Stored entries
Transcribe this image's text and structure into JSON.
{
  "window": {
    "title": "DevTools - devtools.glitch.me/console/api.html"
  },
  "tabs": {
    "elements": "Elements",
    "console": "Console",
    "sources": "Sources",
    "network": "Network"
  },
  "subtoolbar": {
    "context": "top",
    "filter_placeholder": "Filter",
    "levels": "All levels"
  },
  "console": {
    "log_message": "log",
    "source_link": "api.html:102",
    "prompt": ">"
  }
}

==

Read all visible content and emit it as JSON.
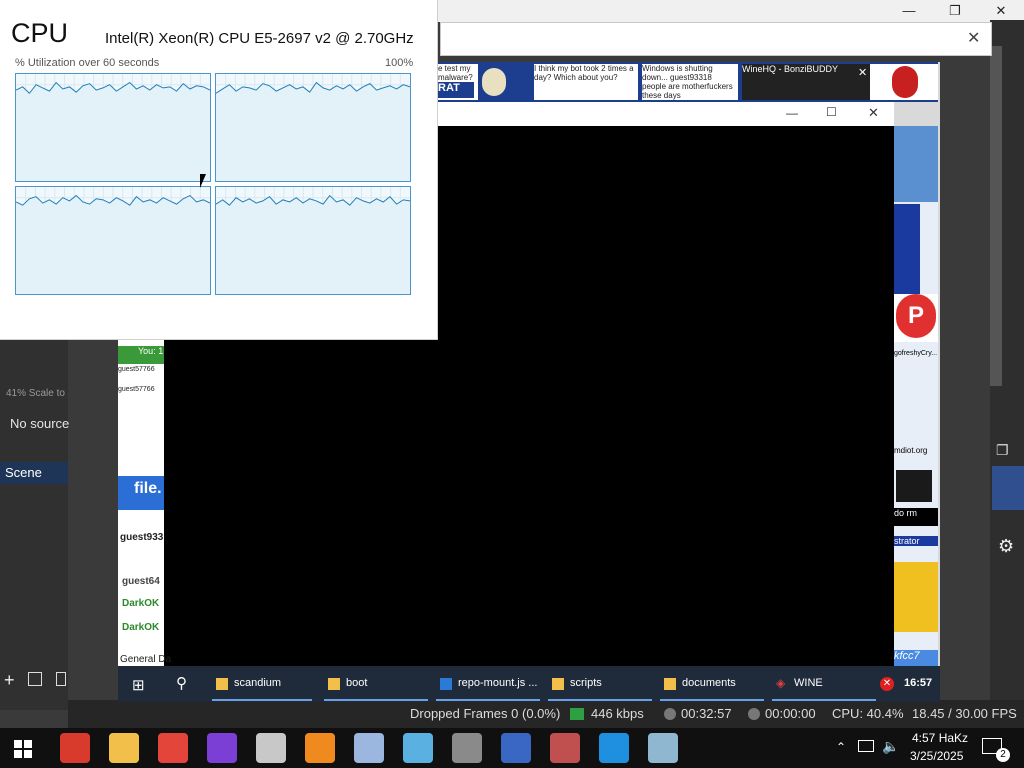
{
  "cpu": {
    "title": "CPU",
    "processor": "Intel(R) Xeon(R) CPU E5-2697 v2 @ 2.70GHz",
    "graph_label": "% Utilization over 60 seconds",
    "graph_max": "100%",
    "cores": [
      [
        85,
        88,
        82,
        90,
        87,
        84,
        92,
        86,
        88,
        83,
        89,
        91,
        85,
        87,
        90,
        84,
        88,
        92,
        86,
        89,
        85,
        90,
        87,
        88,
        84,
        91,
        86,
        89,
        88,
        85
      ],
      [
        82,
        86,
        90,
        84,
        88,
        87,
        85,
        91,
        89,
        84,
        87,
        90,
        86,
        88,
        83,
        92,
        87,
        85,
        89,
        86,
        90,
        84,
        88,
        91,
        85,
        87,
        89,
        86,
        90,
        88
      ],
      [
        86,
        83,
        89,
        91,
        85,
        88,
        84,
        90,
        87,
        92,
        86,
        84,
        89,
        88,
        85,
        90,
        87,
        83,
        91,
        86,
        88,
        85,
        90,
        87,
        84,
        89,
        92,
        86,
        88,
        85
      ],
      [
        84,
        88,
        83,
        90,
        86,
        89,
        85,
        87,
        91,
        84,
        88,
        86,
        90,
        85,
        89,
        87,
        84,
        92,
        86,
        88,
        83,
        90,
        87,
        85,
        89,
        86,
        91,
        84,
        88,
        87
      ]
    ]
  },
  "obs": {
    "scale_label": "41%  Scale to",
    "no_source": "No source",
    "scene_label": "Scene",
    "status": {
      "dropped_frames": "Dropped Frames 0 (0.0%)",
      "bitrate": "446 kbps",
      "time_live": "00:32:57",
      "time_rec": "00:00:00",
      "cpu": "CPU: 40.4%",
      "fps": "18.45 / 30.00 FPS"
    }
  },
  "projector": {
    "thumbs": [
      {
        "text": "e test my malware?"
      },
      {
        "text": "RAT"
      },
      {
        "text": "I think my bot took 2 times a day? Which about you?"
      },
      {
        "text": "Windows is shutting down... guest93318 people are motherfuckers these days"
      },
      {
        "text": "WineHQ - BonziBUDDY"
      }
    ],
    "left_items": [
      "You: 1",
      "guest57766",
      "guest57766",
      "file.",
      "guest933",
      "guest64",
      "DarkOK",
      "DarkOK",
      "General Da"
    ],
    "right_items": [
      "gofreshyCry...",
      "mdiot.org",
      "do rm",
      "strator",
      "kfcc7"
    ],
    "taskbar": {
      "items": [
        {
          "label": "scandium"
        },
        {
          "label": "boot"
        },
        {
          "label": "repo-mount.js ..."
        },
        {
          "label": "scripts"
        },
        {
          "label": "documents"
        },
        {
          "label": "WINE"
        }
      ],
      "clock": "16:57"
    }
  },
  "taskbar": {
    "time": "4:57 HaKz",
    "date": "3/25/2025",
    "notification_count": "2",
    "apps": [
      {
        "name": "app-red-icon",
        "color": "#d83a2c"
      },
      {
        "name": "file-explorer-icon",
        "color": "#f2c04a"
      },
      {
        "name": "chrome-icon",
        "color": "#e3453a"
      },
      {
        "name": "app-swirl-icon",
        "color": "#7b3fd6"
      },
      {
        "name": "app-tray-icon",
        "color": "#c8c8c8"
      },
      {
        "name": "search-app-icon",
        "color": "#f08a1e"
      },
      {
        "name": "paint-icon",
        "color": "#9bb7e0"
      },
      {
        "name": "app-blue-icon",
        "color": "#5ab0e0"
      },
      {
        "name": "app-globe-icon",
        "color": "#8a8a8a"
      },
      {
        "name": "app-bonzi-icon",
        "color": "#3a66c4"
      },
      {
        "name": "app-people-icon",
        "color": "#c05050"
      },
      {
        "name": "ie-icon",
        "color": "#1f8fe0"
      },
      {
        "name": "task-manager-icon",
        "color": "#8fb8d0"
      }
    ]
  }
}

Exercise aim: Pull out and copy each line containing the string "console".

Correct result:
    "title": "DevTools - devtools.glitch.me/console/api.html"
    "console": "Console",
  "console": {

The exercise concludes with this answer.